Job - Starting at the first line below and ending at the line containing "table-hint: Click on", with both included, lay out the lines as a JSON list of strings, one string per line and no blank lines.

--- start Material shown ---

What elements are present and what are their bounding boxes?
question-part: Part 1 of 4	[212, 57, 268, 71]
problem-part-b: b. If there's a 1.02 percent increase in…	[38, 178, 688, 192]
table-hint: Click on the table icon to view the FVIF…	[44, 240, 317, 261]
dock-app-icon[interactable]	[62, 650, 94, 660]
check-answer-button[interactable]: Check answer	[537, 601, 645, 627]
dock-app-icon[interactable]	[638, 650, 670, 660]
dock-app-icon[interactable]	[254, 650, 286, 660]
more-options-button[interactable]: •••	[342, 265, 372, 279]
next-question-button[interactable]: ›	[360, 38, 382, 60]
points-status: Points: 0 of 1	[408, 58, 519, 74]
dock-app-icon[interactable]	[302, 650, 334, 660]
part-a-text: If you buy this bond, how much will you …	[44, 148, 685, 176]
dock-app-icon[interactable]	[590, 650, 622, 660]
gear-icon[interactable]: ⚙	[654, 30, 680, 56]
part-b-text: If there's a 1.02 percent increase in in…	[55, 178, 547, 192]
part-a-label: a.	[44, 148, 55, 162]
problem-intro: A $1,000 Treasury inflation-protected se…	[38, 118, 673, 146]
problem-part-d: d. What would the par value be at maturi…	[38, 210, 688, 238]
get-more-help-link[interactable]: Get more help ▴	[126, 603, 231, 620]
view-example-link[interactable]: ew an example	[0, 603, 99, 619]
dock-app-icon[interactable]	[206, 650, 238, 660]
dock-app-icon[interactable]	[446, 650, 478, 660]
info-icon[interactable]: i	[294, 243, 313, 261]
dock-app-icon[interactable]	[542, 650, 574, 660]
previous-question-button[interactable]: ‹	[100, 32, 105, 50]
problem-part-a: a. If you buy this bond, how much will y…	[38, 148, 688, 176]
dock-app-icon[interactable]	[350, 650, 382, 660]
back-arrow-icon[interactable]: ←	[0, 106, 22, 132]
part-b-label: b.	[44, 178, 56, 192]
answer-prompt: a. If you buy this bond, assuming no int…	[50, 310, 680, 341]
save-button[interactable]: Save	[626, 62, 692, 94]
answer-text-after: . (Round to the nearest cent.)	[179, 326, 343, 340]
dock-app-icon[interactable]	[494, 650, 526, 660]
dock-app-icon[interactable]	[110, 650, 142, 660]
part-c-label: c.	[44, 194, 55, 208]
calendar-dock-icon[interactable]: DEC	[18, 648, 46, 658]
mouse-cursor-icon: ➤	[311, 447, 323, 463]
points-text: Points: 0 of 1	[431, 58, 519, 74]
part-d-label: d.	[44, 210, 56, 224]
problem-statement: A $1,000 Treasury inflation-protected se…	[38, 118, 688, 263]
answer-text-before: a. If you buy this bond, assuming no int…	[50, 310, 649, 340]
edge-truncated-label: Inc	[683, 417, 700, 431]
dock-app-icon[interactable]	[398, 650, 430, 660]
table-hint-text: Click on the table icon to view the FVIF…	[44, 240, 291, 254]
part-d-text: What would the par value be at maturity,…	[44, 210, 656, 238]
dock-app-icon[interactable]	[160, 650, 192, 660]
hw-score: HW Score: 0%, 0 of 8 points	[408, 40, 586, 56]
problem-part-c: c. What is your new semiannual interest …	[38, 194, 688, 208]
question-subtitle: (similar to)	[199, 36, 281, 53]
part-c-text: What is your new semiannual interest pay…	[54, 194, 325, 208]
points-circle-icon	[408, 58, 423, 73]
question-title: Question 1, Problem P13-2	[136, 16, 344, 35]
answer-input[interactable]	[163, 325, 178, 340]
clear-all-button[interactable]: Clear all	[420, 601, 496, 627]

--- end Material shown ---

Answer to this task -
[
  "What elements are present and what are their bounding boxes?",
  "question-part: Part 1 of 4\t[212, 57, 268, 71]",
  "problem-part-b: b. If there's a 1.02 percent increase in…\t[38, 178, 688, 192]",
  "table-hint: Click on the table icon to view the FVIF…\t[44, 240, 317, 261]"
]